-- Start of Input rows --

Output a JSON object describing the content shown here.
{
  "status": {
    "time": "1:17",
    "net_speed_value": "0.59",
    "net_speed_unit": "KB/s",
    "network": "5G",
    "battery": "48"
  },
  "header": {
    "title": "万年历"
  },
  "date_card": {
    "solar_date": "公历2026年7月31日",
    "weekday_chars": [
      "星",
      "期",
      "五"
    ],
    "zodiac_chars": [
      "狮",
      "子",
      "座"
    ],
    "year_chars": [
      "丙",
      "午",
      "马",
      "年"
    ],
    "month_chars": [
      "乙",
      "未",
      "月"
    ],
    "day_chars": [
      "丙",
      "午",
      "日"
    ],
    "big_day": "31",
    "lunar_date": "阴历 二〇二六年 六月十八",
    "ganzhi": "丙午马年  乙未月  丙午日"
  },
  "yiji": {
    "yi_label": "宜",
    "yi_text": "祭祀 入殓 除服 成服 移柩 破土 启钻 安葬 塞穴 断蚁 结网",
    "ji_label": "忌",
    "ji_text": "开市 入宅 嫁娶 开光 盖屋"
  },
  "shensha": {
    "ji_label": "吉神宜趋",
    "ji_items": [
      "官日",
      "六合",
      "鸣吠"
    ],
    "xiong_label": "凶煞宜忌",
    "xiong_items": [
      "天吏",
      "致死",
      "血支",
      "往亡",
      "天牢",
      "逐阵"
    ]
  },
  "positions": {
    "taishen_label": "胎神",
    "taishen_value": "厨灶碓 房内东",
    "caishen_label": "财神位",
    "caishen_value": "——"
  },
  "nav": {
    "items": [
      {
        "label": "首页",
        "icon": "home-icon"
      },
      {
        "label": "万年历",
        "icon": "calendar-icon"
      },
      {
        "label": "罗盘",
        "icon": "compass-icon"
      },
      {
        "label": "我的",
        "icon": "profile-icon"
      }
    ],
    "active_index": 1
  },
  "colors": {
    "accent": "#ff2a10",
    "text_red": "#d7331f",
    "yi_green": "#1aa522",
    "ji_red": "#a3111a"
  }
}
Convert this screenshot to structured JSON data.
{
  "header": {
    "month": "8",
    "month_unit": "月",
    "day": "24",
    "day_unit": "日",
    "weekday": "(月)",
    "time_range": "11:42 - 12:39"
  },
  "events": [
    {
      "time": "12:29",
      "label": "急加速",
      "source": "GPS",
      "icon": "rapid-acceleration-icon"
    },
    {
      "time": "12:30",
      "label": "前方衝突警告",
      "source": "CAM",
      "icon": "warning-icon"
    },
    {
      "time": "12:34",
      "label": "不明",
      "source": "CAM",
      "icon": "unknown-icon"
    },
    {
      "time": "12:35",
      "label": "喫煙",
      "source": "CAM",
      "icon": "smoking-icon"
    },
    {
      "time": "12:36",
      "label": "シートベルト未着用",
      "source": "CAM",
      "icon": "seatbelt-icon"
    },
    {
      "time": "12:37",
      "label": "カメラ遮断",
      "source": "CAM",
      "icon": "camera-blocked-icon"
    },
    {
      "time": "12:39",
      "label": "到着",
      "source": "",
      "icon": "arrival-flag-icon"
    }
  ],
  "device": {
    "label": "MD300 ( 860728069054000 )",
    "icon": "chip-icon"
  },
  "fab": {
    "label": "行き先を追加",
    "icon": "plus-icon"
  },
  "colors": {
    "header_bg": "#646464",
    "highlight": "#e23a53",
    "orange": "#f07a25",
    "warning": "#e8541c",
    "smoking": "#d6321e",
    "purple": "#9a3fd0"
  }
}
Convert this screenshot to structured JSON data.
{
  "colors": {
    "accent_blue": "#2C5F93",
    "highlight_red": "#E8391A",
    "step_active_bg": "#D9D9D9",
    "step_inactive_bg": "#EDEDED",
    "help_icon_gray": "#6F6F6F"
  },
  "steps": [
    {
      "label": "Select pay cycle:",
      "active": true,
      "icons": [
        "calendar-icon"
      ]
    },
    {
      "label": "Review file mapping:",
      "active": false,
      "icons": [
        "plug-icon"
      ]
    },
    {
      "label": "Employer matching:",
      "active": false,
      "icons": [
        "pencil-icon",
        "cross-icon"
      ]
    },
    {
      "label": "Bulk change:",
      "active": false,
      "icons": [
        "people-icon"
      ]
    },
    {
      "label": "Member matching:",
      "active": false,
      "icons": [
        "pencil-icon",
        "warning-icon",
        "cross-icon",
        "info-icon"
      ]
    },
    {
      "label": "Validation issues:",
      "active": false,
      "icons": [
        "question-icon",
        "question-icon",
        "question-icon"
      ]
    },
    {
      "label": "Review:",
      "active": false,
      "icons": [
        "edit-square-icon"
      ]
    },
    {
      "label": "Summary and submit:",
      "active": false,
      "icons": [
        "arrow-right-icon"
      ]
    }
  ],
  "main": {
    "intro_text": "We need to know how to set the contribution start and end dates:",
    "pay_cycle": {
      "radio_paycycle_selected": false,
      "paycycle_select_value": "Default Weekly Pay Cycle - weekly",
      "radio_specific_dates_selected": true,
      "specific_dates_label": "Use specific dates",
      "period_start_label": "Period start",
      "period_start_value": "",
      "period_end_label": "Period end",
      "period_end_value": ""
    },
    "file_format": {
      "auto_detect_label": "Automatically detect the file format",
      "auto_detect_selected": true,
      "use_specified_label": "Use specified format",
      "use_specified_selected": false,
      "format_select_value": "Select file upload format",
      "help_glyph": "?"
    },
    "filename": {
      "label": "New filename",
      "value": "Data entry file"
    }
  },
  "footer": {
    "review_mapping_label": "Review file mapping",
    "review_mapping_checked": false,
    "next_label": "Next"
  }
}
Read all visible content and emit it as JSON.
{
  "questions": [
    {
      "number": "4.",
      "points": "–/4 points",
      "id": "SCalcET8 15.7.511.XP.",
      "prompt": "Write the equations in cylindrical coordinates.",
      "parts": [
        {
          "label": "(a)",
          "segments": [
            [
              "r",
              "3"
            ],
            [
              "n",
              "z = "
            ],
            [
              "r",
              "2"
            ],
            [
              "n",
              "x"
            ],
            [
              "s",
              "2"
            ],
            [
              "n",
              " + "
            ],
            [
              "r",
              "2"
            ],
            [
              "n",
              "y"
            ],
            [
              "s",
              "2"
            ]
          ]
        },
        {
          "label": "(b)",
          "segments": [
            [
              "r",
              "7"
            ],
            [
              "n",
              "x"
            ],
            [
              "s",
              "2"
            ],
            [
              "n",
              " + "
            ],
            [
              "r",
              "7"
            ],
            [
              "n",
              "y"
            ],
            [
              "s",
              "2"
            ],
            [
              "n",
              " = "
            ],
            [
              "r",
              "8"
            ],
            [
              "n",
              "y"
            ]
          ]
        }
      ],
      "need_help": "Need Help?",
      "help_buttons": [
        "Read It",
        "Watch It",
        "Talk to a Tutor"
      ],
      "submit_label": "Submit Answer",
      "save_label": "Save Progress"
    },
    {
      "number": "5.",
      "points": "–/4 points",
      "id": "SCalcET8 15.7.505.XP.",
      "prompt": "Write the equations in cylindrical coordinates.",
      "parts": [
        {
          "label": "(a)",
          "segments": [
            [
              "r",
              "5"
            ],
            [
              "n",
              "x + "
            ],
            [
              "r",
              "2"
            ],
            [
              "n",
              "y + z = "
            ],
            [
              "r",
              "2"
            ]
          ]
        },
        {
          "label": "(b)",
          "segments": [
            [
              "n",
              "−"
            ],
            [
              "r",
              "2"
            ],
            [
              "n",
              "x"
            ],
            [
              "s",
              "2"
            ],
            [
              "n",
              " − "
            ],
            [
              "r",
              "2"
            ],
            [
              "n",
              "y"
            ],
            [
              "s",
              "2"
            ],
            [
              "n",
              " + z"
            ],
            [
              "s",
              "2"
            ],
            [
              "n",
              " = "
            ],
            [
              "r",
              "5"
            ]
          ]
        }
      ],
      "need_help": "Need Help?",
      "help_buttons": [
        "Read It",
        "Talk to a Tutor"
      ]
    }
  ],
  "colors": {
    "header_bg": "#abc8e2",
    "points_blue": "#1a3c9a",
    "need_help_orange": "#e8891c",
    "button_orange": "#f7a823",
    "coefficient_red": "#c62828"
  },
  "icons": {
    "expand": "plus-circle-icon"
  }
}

-- End of Input rows --

Which lines of the material contain the string "JSON"? List each of them.

Output a JSON object describing the content shown here.
Convert this screenshot to structured JSON data.
Convert this screenshot to structured JSON data.
Read all visible content and emit it as JSON.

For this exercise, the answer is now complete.